Texte proposé:
┌────────
Années 40 : le retour en grâce des décorateurs

Le Centre culturel de Boulogne présente les meubles et objets d’art de vingt et un créateurs

Le Journal des Arts

Le 18 décembre 1998 - 664 mots

À l’écart du courant moderne, des décorateurs se sont attachés, dans les années quarante, à faire vivre et évoluer une tradition décriée par ailleurs. Réhabilités dans les galeries et surtout copiés sans vergogne par les designers depuis une quinzaine d’années, vingt et un de ces créateurs, incarnant des courants pour le moins variés, sont au cœur d’une exposition à Boulogne.

BOULOGNE-BILLANCOURT. Les expositions consacrées au mobilier sont suffisamment rares – hors galeries s’entend – pour qu’on y prête attention ; a fortiori quand elles mettent en valeur un courant longtemps ignoré de l’histoire de l’art moderne, mais pas des designers. Avec “Les décorateurs des années 40”, Boulogne prend la suite de Beauvais qui, l’an dernier, avait présenté les commandes du Mobilier national sous la IVe République. Ce regain d’intérêt, auquel les marchands ont largement contribué, se manifeste depuis la fin des années soixante-dix et a déjà permis de distinguer les personnalités les plus singulières : André Arbus, Emilio Terry, Jean Royère... Reste les Adnet, Quinet, Roche, Poillerat, Moreux ou Drouet. Ce n’est pas le moindre des mérites de cette exposition que d’offrir un tel panorama de tous ces artistes et des courants qu’ils incarnent. On y trouve aussi bien le Louis XVI revisité par Arbus que le modernisme chic de Dupré-Lafon, le purisme de Du Plantier ou le baroque miroitant de Roche. S’il faut absolument trouver un point commun à des créations aussi différentes, sans doute affleure-t-il dans un goût partagé pour les matériaux les plus variés, le raffinement le disputant à l’insolite : laque de Quinet, miroirs de Roche, cuir d’Adnet, fer forgé de Poillerat, peluche de Royère... Si nombre des artistes présents ici sont passés par l’atelier de Ruhlmann, la plupart s’efforcent de dépasser l’Art déco pour tendre vers des créations plus fantaisistes, ou plus aimables.
└────────
Lignes fournies:
┌────────
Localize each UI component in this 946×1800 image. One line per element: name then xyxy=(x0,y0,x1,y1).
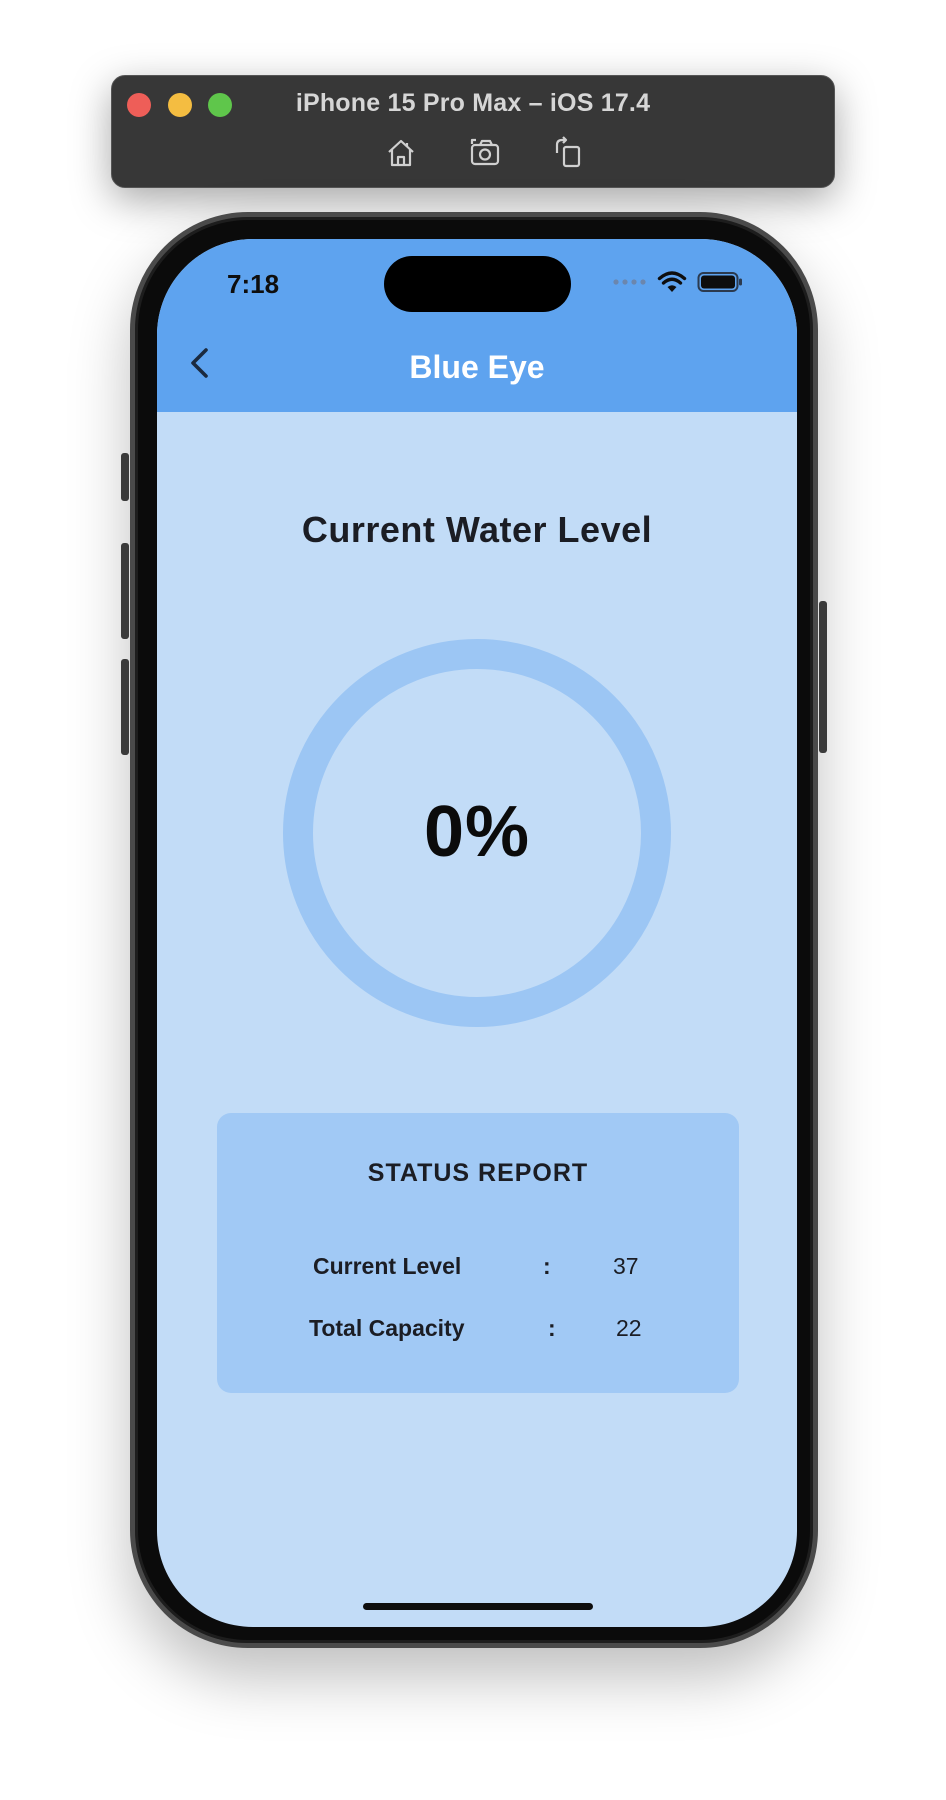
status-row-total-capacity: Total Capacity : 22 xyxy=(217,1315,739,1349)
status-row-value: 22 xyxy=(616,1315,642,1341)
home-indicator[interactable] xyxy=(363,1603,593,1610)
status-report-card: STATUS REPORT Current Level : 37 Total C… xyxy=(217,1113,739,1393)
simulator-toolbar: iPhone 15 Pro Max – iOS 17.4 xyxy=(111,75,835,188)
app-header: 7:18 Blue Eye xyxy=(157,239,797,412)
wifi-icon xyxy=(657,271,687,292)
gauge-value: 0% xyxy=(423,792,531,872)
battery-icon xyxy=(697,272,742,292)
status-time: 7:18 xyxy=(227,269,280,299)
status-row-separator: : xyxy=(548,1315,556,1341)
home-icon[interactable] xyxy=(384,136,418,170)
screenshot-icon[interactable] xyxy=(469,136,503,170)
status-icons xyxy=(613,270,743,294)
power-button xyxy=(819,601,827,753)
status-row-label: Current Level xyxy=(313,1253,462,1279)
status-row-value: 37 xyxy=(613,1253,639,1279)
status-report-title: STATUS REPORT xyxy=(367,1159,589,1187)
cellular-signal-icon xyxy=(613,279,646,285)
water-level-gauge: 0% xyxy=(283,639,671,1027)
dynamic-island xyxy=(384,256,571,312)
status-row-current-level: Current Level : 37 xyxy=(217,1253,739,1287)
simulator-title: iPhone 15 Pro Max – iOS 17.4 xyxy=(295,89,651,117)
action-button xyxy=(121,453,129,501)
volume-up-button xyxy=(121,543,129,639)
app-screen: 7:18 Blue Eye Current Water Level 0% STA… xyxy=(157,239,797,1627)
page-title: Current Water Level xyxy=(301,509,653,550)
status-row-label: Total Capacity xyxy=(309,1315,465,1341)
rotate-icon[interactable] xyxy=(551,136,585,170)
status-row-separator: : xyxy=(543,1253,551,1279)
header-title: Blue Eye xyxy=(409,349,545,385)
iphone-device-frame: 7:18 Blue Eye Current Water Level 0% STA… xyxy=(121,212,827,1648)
└────────
Consigne: Reproduisez à l’identique le passage du texte qui commence par « Le Journal des » et se poursuit jusqu’à « exposition à Boulogne. ». Les lignes fournies ne sont d’aucune utilité pour cet exercice.

Réponse attendue:
Le Journal des Arts

Le 18 décembre 1998 - 664 mots

À l’écart du courant moderne, des décorateurs se sont attachés, dans les années quarante, à faire vivre et évoluer une tradition décriée par ailleurs. Réhabilités dans les galeries et surtout copiés sans vergogne par les designers depuis une quinzaine d’années, vingt et un de ces créateurs, incarnant des courants pour le moins variés, sont au cœur d’une exposition à Boulogne.